++++ Records for processing ++++

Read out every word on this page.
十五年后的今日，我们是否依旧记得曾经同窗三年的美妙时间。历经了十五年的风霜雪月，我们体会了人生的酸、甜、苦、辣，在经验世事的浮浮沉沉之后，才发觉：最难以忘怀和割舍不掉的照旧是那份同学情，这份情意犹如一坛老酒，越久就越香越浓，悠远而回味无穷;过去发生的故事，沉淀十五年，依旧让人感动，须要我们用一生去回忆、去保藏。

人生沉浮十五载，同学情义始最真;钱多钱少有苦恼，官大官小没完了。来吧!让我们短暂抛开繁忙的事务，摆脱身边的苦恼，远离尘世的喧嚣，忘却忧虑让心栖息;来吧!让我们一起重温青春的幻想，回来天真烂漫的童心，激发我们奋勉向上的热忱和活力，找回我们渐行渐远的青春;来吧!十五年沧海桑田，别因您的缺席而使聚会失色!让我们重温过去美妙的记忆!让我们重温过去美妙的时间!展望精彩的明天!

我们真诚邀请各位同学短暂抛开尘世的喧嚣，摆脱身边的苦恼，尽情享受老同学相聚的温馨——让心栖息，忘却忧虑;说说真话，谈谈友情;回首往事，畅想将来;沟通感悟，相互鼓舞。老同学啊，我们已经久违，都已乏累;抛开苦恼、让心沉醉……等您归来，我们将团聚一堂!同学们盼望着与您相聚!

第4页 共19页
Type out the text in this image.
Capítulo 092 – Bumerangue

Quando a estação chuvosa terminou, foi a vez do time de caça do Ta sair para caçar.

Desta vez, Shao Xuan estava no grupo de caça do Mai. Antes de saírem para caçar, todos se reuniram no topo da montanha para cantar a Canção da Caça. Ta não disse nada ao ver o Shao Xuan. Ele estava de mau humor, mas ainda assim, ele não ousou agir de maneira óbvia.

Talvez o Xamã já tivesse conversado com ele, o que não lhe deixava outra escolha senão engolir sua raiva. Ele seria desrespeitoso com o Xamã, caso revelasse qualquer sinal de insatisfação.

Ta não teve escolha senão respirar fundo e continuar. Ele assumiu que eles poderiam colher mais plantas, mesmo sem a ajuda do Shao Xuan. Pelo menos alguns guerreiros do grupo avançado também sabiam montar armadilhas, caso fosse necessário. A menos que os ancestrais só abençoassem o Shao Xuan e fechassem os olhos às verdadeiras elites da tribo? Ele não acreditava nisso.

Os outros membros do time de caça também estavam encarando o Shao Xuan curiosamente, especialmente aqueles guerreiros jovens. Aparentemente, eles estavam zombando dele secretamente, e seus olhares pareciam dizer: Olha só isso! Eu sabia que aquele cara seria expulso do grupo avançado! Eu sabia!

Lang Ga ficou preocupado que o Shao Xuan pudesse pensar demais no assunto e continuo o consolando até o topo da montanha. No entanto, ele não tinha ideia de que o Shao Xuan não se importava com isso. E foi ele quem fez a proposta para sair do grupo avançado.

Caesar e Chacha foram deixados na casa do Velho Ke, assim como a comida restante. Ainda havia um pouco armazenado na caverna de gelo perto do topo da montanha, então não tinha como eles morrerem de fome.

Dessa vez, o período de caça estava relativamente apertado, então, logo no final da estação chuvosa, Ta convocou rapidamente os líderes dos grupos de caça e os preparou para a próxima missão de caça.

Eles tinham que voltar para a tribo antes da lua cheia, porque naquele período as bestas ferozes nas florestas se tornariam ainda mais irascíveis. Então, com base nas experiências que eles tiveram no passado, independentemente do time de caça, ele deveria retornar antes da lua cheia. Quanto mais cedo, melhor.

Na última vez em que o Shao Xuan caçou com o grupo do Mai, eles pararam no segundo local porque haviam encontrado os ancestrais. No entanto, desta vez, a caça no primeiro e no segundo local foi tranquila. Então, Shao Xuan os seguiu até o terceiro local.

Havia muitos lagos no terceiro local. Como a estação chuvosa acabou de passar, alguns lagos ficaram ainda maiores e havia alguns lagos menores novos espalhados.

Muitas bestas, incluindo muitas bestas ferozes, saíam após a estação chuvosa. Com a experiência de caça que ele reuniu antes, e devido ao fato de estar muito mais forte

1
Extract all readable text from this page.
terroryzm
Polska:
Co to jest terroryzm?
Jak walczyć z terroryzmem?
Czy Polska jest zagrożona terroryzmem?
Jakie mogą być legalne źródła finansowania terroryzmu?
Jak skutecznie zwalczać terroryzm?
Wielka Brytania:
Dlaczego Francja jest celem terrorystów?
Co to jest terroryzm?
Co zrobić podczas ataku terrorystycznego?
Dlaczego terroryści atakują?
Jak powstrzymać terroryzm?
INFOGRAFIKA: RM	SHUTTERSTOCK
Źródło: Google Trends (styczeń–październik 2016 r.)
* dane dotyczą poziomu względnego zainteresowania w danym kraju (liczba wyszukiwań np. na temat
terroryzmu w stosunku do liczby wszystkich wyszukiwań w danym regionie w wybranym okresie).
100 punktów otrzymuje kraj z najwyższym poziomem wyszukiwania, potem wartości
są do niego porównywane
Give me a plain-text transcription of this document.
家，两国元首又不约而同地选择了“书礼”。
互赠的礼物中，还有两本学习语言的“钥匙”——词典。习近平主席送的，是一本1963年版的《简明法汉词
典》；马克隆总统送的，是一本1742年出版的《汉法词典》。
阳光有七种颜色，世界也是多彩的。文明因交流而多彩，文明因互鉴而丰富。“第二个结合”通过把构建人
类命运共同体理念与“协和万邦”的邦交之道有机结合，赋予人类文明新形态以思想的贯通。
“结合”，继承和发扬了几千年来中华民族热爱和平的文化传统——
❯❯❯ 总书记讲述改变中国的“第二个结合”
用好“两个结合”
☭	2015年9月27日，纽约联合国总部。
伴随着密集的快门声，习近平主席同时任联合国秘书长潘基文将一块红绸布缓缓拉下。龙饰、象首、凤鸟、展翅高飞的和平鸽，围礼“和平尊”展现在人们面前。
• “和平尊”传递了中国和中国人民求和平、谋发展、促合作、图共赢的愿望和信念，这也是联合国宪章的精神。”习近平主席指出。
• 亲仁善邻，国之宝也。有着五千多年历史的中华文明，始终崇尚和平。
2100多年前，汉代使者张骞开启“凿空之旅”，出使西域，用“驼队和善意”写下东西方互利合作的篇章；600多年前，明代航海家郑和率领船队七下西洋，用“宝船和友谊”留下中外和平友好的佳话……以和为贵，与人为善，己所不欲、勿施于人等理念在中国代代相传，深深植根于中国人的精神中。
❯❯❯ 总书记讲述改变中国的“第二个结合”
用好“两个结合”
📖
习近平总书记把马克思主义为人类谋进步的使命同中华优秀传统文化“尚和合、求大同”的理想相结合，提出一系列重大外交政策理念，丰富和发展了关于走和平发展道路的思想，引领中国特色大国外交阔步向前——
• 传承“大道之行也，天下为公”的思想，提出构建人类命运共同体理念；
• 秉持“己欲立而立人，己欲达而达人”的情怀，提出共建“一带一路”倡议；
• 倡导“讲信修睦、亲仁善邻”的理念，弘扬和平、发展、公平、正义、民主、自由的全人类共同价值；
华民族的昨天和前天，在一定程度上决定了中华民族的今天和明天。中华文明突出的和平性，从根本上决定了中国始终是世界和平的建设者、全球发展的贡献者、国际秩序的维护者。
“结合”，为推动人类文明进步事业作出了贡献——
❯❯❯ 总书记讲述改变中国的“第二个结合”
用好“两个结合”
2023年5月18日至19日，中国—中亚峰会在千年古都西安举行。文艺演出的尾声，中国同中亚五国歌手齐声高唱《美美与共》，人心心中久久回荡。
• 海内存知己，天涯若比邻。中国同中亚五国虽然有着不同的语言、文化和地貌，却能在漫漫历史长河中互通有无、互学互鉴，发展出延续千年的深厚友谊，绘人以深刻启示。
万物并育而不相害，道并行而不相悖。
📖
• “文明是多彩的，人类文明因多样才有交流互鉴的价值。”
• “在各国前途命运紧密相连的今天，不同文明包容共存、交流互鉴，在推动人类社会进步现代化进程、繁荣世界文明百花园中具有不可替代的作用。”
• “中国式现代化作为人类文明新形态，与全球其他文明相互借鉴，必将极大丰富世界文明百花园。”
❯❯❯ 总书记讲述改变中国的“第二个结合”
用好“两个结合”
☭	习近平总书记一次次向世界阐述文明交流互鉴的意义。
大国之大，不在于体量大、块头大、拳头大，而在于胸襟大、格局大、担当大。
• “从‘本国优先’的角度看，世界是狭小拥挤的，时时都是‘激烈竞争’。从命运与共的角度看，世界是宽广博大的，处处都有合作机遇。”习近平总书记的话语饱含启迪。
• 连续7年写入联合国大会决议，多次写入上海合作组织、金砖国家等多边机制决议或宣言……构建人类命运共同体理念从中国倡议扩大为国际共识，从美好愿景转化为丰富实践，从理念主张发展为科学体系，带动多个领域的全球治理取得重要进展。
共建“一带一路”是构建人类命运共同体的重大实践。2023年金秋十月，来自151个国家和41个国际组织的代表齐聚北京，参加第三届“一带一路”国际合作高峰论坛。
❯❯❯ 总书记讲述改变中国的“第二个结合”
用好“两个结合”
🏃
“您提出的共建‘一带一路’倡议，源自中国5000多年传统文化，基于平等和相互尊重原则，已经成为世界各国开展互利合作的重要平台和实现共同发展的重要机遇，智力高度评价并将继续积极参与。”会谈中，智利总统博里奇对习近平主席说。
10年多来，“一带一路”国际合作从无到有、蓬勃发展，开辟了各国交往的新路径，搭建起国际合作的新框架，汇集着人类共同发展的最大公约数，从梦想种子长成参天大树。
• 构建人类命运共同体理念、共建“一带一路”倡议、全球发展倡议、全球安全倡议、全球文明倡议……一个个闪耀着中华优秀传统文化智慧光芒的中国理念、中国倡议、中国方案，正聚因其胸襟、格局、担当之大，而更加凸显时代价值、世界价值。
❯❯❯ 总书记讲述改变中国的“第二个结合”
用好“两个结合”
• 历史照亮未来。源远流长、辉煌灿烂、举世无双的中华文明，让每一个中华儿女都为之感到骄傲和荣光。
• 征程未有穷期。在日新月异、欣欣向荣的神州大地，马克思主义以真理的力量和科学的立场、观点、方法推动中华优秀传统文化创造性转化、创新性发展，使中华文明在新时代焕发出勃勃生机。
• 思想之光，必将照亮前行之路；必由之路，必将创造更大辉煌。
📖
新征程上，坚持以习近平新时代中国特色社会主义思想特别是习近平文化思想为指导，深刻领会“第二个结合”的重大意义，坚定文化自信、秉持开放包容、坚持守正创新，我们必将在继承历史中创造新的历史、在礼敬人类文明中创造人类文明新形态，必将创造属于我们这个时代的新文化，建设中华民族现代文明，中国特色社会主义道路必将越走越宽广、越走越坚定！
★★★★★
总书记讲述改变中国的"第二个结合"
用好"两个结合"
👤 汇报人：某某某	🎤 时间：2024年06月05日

++++

Set problem
Copy out every line from the material above in which the word "this" appears.

Task answer
Read out every word on this page.
Type out the text in this image.
Extract all readable text from this page.
Give me a plain-text transcription of this document.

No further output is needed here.